# REQUIRED TASK
List the lines of this listing that hold the word "Instituição".

══ DATA SHOWN

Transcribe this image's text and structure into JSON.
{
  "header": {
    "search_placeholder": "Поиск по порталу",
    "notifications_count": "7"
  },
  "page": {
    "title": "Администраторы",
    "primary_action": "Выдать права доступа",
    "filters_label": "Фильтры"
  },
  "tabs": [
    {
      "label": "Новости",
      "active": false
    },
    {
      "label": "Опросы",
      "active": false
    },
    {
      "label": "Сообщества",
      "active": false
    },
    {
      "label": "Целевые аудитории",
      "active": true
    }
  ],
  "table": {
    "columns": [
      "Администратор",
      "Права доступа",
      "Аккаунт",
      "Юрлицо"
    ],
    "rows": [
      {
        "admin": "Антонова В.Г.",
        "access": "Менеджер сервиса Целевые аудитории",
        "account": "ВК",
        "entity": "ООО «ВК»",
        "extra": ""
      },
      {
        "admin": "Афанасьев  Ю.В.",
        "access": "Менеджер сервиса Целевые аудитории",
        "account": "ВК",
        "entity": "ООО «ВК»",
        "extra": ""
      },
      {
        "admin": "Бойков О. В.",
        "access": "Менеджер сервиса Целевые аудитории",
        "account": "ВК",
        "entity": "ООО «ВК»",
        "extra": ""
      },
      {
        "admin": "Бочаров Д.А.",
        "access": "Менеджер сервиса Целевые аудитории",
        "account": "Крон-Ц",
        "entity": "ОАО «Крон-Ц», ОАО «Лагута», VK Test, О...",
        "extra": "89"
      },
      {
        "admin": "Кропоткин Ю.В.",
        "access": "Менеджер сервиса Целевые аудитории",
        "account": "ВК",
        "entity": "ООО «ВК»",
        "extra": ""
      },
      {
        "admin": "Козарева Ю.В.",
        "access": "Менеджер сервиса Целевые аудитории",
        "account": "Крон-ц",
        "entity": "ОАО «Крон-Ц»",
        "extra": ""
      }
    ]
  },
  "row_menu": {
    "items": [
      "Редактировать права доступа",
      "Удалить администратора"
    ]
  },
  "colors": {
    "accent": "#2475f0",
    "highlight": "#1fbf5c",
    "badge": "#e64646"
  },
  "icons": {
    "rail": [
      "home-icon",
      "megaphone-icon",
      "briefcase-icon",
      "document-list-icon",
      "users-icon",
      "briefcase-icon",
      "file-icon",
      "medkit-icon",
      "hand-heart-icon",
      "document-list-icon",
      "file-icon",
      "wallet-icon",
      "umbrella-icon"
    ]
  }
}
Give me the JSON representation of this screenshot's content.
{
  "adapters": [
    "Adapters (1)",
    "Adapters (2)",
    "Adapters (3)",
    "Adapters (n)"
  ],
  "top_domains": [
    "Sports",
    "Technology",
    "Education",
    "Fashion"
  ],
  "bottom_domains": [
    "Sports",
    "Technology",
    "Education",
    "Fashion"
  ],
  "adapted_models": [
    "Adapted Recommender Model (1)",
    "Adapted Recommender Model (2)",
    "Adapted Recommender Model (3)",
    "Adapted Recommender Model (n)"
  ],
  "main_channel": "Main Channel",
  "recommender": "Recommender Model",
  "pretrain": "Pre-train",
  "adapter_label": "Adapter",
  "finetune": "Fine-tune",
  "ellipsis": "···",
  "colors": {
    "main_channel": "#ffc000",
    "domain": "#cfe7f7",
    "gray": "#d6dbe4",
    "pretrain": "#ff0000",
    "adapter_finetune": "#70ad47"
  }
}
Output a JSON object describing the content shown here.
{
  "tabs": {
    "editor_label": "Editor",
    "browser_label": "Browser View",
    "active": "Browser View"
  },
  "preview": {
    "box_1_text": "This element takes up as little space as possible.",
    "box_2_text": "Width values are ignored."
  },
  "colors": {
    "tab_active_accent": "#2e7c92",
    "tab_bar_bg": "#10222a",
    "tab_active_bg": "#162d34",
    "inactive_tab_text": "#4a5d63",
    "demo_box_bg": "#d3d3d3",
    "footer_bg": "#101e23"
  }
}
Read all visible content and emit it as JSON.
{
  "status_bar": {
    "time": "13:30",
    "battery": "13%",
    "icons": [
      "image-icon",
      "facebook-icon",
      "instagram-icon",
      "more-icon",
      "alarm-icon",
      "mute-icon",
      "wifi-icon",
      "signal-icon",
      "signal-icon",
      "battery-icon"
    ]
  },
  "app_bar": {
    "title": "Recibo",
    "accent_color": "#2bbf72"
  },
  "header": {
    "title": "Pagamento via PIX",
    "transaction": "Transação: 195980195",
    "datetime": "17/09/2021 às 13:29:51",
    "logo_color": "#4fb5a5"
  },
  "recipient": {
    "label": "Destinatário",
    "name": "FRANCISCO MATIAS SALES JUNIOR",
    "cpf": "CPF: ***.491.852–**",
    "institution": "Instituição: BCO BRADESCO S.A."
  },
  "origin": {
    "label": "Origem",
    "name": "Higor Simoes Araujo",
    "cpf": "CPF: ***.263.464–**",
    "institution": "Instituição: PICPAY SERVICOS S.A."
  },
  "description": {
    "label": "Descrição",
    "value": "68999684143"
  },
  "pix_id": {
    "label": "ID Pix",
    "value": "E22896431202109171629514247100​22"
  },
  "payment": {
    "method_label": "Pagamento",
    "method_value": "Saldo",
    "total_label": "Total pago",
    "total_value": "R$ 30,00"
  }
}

════

# THE RESULT
    "institution": "Instituição: BCO BRADESCO S.A."
    "institution": "Instituição: PICPAY SERVICOS S.A."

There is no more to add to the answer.